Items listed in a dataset
---*---
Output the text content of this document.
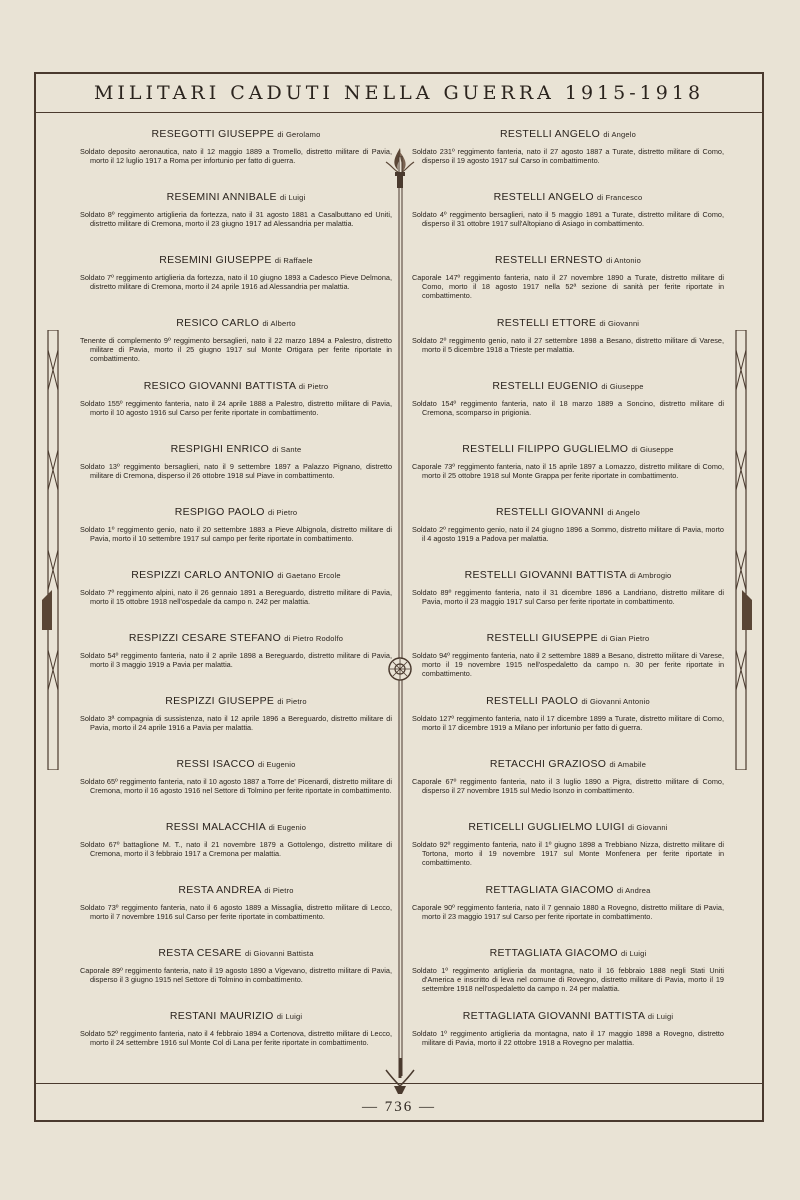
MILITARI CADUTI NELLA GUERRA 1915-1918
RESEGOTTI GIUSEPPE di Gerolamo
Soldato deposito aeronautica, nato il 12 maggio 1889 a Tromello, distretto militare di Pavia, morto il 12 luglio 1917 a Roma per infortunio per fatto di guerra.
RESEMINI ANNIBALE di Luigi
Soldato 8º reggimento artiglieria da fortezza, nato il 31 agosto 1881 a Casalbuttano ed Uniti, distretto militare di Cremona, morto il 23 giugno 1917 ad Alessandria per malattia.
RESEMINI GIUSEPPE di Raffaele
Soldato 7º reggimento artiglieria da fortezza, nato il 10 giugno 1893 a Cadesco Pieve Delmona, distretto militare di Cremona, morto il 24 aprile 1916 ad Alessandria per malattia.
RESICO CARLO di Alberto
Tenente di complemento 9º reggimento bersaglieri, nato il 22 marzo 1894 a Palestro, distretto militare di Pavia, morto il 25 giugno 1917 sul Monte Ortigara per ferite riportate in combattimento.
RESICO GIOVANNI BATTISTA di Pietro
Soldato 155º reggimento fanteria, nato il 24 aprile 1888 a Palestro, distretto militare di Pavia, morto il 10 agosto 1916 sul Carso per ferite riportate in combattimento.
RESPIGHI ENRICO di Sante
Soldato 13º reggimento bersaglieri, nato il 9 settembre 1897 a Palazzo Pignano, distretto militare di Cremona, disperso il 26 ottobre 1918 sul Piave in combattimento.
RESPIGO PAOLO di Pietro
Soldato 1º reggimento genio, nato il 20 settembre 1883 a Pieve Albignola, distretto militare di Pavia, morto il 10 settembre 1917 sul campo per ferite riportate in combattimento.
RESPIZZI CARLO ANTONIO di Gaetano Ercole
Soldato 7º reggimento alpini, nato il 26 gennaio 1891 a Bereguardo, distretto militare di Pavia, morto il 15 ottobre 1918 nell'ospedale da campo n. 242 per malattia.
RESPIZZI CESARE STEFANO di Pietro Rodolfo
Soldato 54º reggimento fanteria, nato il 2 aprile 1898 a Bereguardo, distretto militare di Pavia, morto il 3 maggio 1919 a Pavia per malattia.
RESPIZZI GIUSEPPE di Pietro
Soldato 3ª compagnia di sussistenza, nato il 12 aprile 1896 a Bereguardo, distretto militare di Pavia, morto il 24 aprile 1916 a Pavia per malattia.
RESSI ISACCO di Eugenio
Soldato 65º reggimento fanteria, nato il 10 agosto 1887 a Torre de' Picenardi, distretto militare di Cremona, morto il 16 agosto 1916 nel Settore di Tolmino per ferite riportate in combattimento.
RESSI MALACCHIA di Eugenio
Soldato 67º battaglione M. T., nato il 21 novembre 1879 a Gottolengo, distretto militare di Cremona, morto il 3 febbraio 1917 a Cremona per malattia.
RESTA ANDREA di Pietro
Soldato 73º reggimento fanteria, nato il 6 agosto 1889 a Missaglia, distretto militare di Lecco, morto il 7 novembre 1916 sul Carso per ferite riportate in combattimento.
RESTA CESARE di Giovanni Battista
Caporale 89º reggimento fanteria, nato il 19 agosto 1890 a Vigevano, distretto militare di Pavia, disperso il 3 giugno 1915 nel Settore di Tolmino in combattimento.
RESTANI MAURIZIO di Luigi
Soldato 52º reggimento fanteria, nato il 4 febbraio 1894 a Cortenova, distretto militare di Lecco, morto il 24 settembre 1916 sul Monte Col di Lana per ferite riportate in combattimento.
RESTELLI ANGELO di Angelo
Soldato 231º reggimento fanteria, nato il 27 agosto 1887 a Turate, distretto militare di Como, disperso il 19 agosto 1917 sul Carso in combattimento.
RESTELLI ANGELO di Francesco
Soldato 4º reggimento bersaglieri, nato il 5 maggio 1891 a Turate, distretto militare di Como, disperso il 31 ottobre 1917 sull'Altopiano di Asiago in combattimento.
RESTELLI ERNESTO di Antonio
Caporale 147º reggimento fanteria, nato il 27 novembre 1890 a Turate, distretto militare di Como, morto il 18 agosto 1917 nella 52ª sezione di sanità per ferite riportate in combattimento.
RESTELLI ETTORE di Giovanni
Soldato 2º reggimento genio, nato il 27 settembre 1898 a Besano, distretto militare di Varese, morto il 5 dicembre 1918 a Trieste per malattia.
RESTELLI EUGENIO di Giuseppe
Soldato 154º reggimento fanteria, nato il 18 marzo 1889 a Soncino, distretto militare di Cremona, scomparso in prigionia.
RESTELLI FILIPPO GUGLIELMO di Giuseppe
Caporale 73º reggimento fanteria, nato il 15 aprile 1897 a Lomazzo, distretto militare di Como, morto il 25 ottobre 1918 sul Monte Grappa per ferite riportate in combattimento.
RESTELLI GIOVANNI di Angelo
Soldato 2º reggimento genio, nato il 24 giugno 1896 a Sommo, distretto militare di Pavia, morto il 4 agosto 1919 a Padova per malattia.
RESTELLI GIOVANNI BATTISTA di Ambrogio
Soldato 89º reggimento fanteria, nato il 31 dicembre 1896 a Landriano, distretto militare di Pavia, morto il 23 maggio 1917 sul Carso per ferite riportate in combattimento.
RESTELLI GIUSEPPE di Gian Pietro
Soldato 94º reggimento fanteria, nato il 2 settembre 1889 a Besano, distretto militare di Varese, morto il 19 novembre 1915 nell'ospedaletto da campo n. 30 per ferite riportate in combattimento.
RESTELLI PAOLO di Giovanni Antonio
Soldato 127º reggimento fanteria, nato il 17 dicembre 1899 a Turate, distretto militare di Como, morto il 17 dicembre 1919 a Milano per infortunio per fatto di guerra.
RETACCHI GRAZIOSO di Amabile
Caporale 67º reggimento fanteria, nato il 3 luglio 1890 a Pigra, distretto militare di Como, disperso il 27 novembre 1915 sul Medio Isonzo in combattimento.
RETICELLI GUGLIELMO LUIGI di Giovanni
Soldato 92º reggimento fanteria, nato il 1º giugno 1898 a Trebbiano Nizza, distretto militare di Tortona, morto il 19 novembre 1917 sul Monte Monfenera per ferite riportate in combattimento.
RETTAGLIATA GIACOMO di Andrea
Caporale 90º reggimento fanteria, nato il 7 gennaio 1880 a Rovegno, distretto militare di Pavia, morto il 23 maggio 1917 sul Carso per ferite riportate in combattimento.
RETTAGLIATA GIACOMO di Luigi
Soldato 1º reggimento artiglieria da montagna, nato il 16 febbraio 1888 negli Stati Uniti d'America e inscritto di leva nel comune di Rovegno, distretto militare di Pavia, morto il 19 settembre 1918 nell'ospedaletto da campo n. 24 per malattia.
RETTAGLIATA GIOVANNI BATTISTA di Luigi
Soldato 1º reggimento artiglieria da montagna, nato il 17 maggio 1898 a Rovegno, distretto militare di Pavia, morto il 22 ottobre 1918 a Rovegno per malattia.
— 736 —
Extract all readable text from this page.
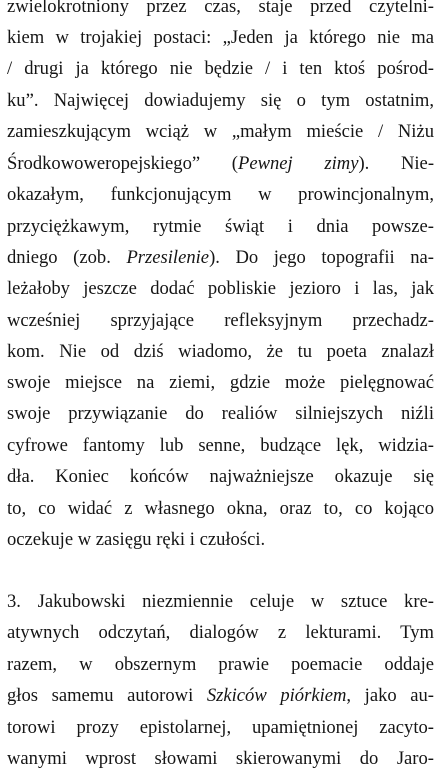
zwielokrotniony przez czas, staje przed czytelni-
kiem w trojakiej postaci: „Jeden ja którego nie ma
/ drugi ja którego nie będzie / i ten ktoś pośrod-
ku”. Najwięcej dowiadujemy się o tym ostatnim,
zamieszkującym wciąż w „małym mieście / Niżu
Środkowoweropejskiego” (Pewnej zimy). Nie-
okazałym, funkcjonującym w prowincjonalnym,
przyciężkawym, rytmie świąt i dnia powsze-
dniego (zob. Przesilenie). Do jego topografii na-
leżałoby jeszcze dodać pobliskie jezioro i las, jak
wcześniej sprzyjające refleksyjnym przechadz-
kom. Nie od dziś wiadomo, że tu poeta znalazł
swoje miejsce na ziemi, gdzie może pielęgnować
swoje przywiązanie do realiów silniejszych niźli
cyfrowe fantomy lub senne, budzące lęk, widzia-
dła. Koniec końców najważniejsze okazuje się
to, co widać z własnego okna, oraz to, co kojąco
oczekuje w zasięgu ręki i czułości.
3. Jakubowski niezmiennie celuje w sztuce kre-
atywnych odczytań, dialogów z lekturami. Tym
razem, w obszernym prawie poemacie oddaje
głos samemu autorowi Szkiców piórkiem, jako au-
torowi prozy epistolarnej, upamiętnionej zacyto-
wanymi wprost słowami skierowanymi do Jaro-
---*---
→ **What is asked**
In the entries above, identify each line that includes the string "RETTAGLIATA", then copy it.

→ **Solution to this problem**
RETTAGLIATA GIACOMO di Andrea
RETTAGLIATA GIACOMO di Luigi
RETTAGLIATA GIOVANNI BATTISTA di Luigi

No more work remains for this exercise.